Problem to solve: Set all the material down again unchanged, without the pictures.

Records for this task:
######
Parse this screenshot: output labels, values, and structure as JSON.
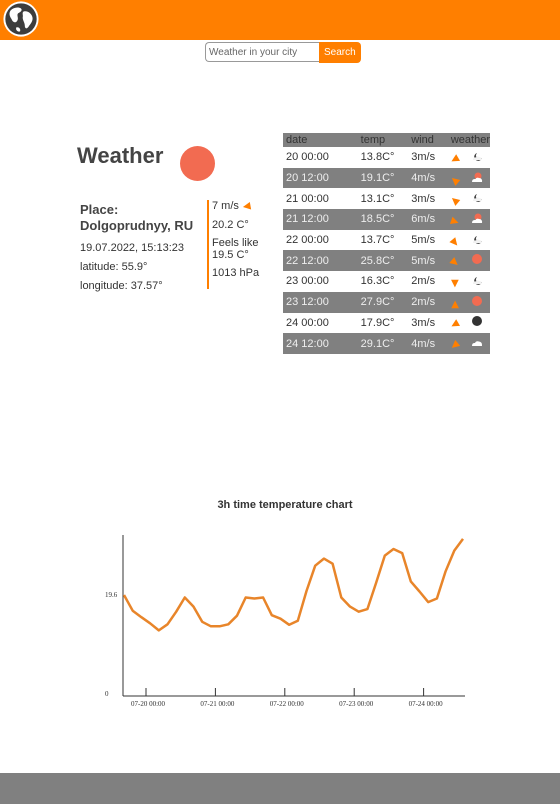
{
  "header": {
    "logo_icon": "globe-icon",
    "bg_color": "#ff7f00"
  },
  "search": {
    "placeholder": "Weather in your city",
    "button_label": "Search"
  },
  "main": {
    "title": "Weather",
    "current_icon": "sun-icon",
    "place_label": "Place:",
    "place_name": "Dolgoprudnyy, RU",
    "datetime": "19.07.2022, 15:13:23",
    "latitude": "latitude: 55.9°",
    "longitude": "longitude: 37.57°"
  },
  "current": {
    "wind": "7 m/s",
    "temp": "20.2 C°",
    "feels_label": "Feels like",
    "feels_value": "19.5 C°",
    "pressure": "1013 hPa"
  },
  "forecast": {
    "headers": [
      "date",
      "temp",
      "wind",
      "weather"
    ],
    "rows": [
      {
        "date": "20 00:00",
        "temp": "13.8C°",
        "wind": "3m/s",
        "icon": "moon-cloud-icon"
      },
      {
        "date": "20 12:00",
        "temp": "19.1C°",
        "wind": "4m/s",
        "icon": "sun-cloud-icon"
      },
      {
        "date": "21 00:00",
        "temp": "13.1C°",
        "wind": "3m/s",
        "icon": "moon-cloud-icon"
      },
      {
        "date": "21 12:00",
        "temp": "18.5C°",
        "wind": "6m/s",
        "icon": "sun-cloud-icon"
      },
      {
        "date": "22 00:00",
        "temp": "13.7C°",
        "wind": "5m/s",
        "icon": "moon-cloud-icon"
      },
      {
        "date": "22 12:00",
        "temp": "25.8C°",
        "wind": "5m/s",
        "icon": "sun-icon"
      },
      {
        "date": "23 00:00",
        "temp": "16.3C°",
        "wind": "2m/s",
        "icon": "moon-cloud-icon"
      },
      {
        "date": "23 12:00",
        "temp": "27.9C°",
        "wind": "2m/s",
        "icon": "sun-icon"
      },
      {
        "date": "24 00:00",
        "temp": "17.9C°",
        "wind": "3m/s",
        "icon": "moon-icon"
      },
      {
        "date": "24 12:00",
        "temp": "29.1C°",
        "wind": "4m/s",
        "icon": "cloud-icon"
      }
    ]
  },
  "chart_data": {
    "type": "line",
    "title": "3h time temperature chart",
    "x_ticks": [
      "07-20 00:00",
      "07-21 00:00",
      "07-22 00:00",
      "07-23 00:00",
      "07-24 00:00"
    ],
    "y_ticks": [
      "19.6",
      "0"
    ],
    "series": [
      {
        "color": "#e8852a",
        "values": [
          19.6,
          16.5,
          15.2,
          14.0,
          12.6,
          13.8,
          16.3,
          19.1,
          17.3,
          14.3,
          13.4,
          13.4,
          13.8,
          15.5,
          19.1,
          18.9,
          19.1,
          15.6,
          14.9,
          13.7,
          14.5,
          20.4,
          25.4,
          26.8,
          25.8,
          19.1,
          17.3,
          16.3,
          16.8,
          22.0,
          27.4,
          28.7,
          27.9,
          22.3,
          20.3,
          18.2,
          18.9,
          24.3,
          28.4,
          30.7
        ]
      }
    ]
  },
  "colors": {
    "accent": "#ff7f00",
    "row_dark": "#808080",
    "sun": "#f26b51"
  }
}
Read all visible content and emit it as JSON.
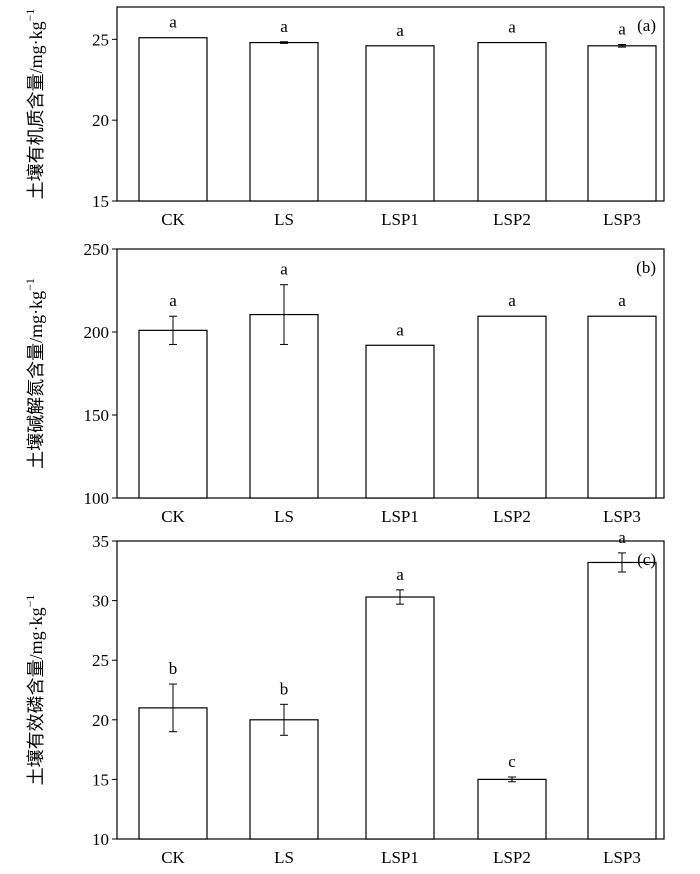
{
  "chart_data": [
    {
      "type": "bar",
      "panel_label": "(a)",
      "ylabel": "土壤有机质含量/mg·kg",
      "ylabel_sup": "−1",
      "categories": [
        "CK",
        "LS",
        "LSP1",
        "LSP2",
        "LSP3"
      ],
      "values": [
        25.1,
        24.8,
        24.6,
        24.8,
        24.6
      ],
      "errors": [
        0,
        0.05,
        0,
        0,
        0.08
      ],
      "significance": [
        "a",
        "a",
        "a",
        "a",
        "a"
      ],
      "ylim": [
        15,
        27
      ],
      "yticks": [
        15,
        20,
        25
      ],
      "grid": false
    },
    {
      "type": "bar",
      "panel_label": "(b)",
      "ylabel": "土壤碱解氮含量/mg·kg",
      "ylabel_sup": "−1",
      "categories": [
        "CK",
        "LS",
        "LSP1",
        "LSP2",
        "LSP3"
      ],
      "values": [
        201,
        210.5,
        192,
        209.5,
        209.5
      ],
      "errors": [
        8.5,
        18,
        0,
        0,
        0
      ],
      "significance": [
        "a",
        "a",
        "a",
        "a",
        "a"
      ],
      "ylim": [
        100,
        250
      ],
      "yticks": [
        100,
        150,
        200,
        250
      ],
      "grid": false
    },
    {
      "type": "bar",
      "panel_label": "(c)",
      "ylabel": "土壤有效磷含量/mg·kg",
      "ylabel_sup": "−1",
      "categories": [
        "CK",
        "LS",
        "LSP1",
        "LSP2",
        "LSP3"
      ],
      "values": [
        21,
        20,
        30.3,
        15,
        33.2
      ],
      "errors": [
        2,
        1.3,
        0.6,
        0.2,
        0.8
      ],
      "significance": [
        "b",
        "b",
        "a",
        "c",
        "a"
      ],
      "ylim": [
        10,
        35
      ],
      "yticks": [
        10,
        15,
        20,
        25,
        30,
        35
      ],
      "grid": false
    }
  ]
}
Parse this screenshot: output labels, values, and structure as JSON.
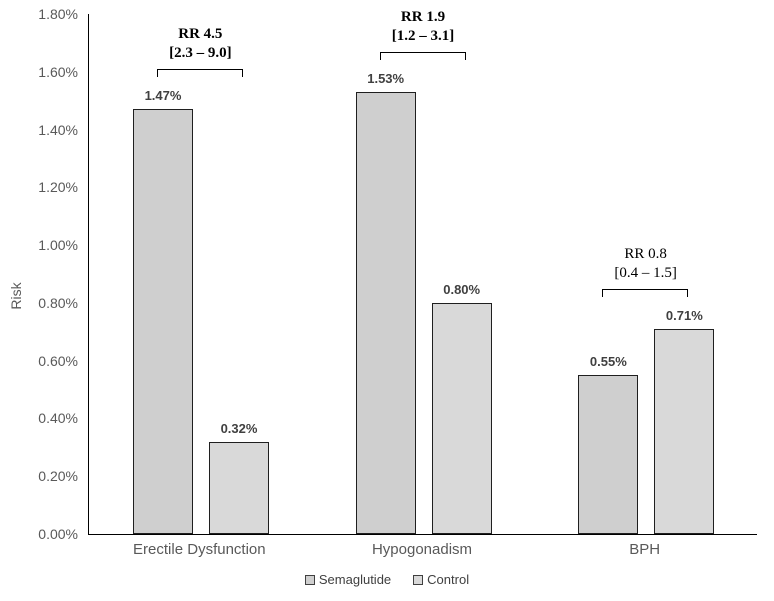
{
  "chart_data": {
    "type": "bar",
    "title": "",
    "ylabel": "Risk",
    "xlabel": "",
    "ylim": [
      0,
      1.8
    ],
    "ytick_step": 0.2,
    "ytick_labels": [
      "0.00%",
      "0.20%",
      "0.40%",
      "0.60%",
      "0.80%",
      "1.00%",
      "1.20%",
      "1.40%",
      "1.60%",
      "1.80%"
    ],
    "grid": false,
    "categories": [
      "Erectile Dysfunction",
      "Hypogonadism",
      "BPH"
    ],
    "series": [
      {
        "name": "Semaglutide",
        "values": [
          1.47,
          1.53,
          0.55
        ],
        "labels": [
          "1.47%",
          "1.53%",
          "0.55%"
        ],
        "color": "#cfcfcf"
      },
      {
        "name": "Control",
        "values": [
          0.32,
          0.8,
          0.71
        ],
        "labels": [
          "0.32%",
          "0.80%",
          "0.71%"
        ],
        "color": "#d9d9d9"
      }
    ],
    "annotations": [
      {
        "rr": "RR 4.5",
        "ci": "[2.3 – 9.0]",
        "bold": true
      },
      {
        "rr": "RR 1.9",
        "ci": "[1.2 – 3.1]",
        "bold": true
      },
      {
        "rr": "RR 0.8",
        "ci": "[0.4 – 1.5]",
        "bold": false
      }
    ],
    "legend": {
      "position": "bottom",
      "items": [
        "Semaglutide",
        "Control"
      ]
    }
  },
  "colors": {
    "bar_border": "#1f1f1f",
    "axis": "#000000",
    "tick_text": "#595959",
    "category_text": "#595959",
    "value_text": "#404040",
    "annotation_text": "#000000",
    "background": "#ffffff"
  }
}
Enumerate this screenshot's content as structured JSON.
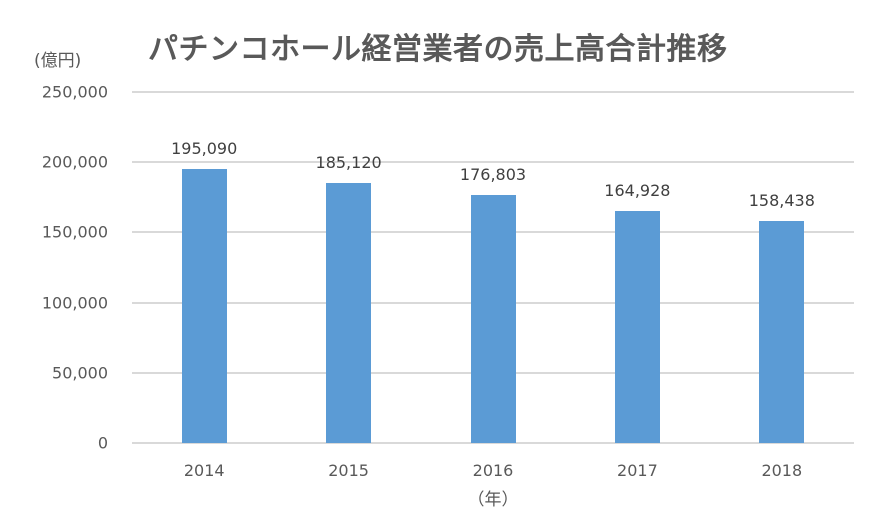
######
Response to this task:
Parse this screenshot: output labels, values, and structure as JSON.
{
  "header": {
    "logo_icon": "globe-icon",
    "bg_color": "#ff7f00"
  },
  "search": {
    "placeholder": "Weather in your city",
    "button_label": "Search"
  },
  "main": {
    "title": "Weather",
    "current_icon": "sun-icon",
    "place_label": "Place:",
    "place_name": "Dolgoprudnyy, RU",
    "datetime": "19.07.2022, 15:13:23",
    "latitude": "latitude: 55.9°",
    "longitude": "longitude: 37.57°"
  },
  "current": {
    "wind": "7 m/s",
    "temp": "20.2 C°",
    "feels_label": "Feels like",
    "feels_value": "19.5 C°",
    "pressure": "1013 hPa"
  },
  "forecast": {
    "headers": [
      "date",
      "temp",
      "wind",
      "weather"
    ],
    "rows": [
      {
        "date": "20 00:00",
        "temp": "13.8C°",
        "wind": "3m/s",
        "icon": "moon-cloud-icon"
      },
      {
        "date": "20 12:00",
        "temp": "19.1C°",
        "wind": "4m/s",
        "icon": "sun-cloud-icon"
      },
      {
        "date": "21 00:00",
        "temp": "13.1C°",
        "wind": "3m/s",
        "icon": "moon-cloud-icon"
      },
      {
        "date": "21 12:00",
        "temp": "18.5C°",
        "wind": "6m/s",
        "icon": "sun-cloud-icon"
      },
      {
        "date": "22 00:00",
        "temp": "13.7C°",
        "wind": "5m/s",
        "icon": "moon-cloud-icon"
      },
      {
        "date": "22 12:00",
        "temp": "25.8C°",
        "wind": "5m/s",
        "icon": "sun-icon"
      },
      {
        "date": "23 00:00",
        "temp": "16.3C°",
        "wind": "2m/s",
        "icon": "moon-cloud-icon"
      },
      {
        "date": "23 12:00",
        "temp": "27.9C°",
        "wind": "2m/s",
        "icon": "sun-icon"
      },
      {
        "date": "24 00:00",
        "temp": "17.9C°",
        "wind": "3m/s",
        "icon": "moon-icon"
      },
      {
        "date": "24 12:00",
        "temp": "29.1C°",
        "wind": "4m/s",
        "icon": "cloud-icon"
      }
    ]
  },
  "chart_data": {
    "type": "line",
    "title": "3h time temperature chart",
    "x_ticks": [
      "07-20 00:00",
      "07-21 00:00",
      "07-22 00:00",
      "07-23 00:00",
      "07-24 00:00"
    ],
    "y_ticks": [
      "19.6",
      "0"
    ],
    "series": [
      {
        "color": "#e8852a",
        "values": [
          19.6,
          16.5,
          15.2,
          14.0,
          12.6,
          13.8,
          16.3,
          19.1,
          17.3,
          14.3,
          13.4,
          13.4,
          13.8,
          15.5,
          19.1,
          18.9,
          19.1,
          15.6,
          14.9,
          13.7,
          14.5,
          20.4,
          25.4,
          26.8,
          25.8,
          19.1,
          17.3,
          16.3,
          16.8,
          22.0,
          27.4,
          28.7,
          27.9,
          22.3,
          20.3,
          18.2,
          18.9,
          24.3,
          28.4,
          30.7
        ]
      }
    ]
  },
  "colors": {
    "accent": "#ff7f00",
    "row_dark": "#808080",
    "sun": "#f26b51"
  }
}
Read all visible content and emit it as JSON.
{
  "chart_data": [
    {
      "type": "bar",
      "panel_label": "(a)",
      "ylabel": "土壤有机质含量/mg·kg",
      "ylabel_sup": "−1",
      "categories": [
        "CK",
        "LS",
        "LSP1",
        "LSP2",
        "LSP3"
      ],
      "values": [
        25.1,
        24.8,
        24.6,
        24.8,
        24.6
      ],
      "errors": [
        0,
        0.05,
        0,
        0,
        0.08
      ],
      "significance": [
        "a",
        "a",
        "a",
        "a",
        "a"
      ],
      "ylim": [
        15,
        27
      ],
      "yticks": [
        15,
        20,
        25
      ],
      "grid": false
    },
    {
      "type": "bar",
      "panel_label": "(b)",
      "ylabel": "土壤碱解氮含量/mg·kg",
      "ylabel_sup": "−1",
      "categories": [
        "CK",
        "LS",
        "LSP1",
        "LSP2",
        "LSP3"
      ],
      "values": [
        201,
        210.5,
        192,
        209.5,
        209.5
      ],
      "errors": [
        8.5,
        18,
        0,
        0,
        0
      ],
      "significance": [
        "a",
        "a",
        "a",
        "a",
        "a"
      ],
      "ylim": [
        100,
        250
      ],
      "yticks": [
        100,
        150,
        200,
        250
      ],
      "grid": false
    },
    {
      "type": "bar",
      "panel_label": "(c)",
      "ylabel": "土壤有效磷含量/mg·kg",
      "ylabel_sup": "−1",
      "categories": [
        "CK",
        "LS",
        "LSP1",
        "LSP2",
        "LSP3"
      ],
      "values": [
        21,
        20,
        30.3,
        15,
        33.2
      ],
      "errors": [
        2,
        1.3,
        0.6,
        0.2,
        0.8
      ],
      "significance": [
        "b",
        "b",
        "a",
        "c",
        "a"
      ],
      "ylim": [
        10,
        35
      ],
      "yticks": [
        10,
        15,
        20,
        25,
        30,
        35
      ],
      "grid": false
    }
  ]
}
Parse this screenshot: output labels, values, and structure as JSON.
{
  "chart_data": {
    "type": "bar",
    "title": "",
    "ylabel": "Risk",
    "xlabel": "",
    "ylim": [
      0,
      1.8
    ],
    "ytick_step": 0.2,
    "ytick_labels": [
      "0.00%",
      "0.20%",
      "0.40%",
      "0.60%",
      "0.80%",
      "1.00%",
      "1.20%",
      "1.40%",
      "1.60%",
      "1.80%"
    ],
    "grid": false,
    "categories": [
      "Erectile Dysfunction",
      "Hypogonadism",
      "BPH"
    ],
    "series": [
      {
        "name": "Semaglutide",
        "values": [
          1.47,
          1.53,
          0.55
        ],
        "labels": [
          "1.47%",
          "1.53%",
          "0.55%"
        ],
        "color": "#cfcfcf"
      },
      {
        "name": "Control",
        "values": [
          0.32,
          0.8,
          0.71
        ],
        "labels": [
          "0.32%",
          "0.80%",
          "0.71%"
        ],
        "color": "#d9d9d9"
      }
    ],
    "annotations": [
      {
        "rr": "RR 4.5",
        "ci": "[2.3 – 9.0]",
        "bold": true
      },
      {
        "rr": "RR 1.9",
        "ci": "[1.2 – 3.1]",
        "bold": true
      },
      {
        "rr": "RR 0.8",
        "ci": "[0.4 – 1.5]",
        "bold": false
      }
    ],
    "legend": {
      "position": "bottom",
      "items": [
        "Semaglutide",
        "Control"
      ]
    }
  },
  "colors": {
    "bar_border": "#1f1f1f",
    "axis": "#000000",
    "tick_text": "#595959",
    "category_text": "#595959",
    "value_text": "#404040",
    "annotation_text": "#000000",
    "background": "#ffffff"
  }
}
Enumerate this screenshot's content as structured JSON.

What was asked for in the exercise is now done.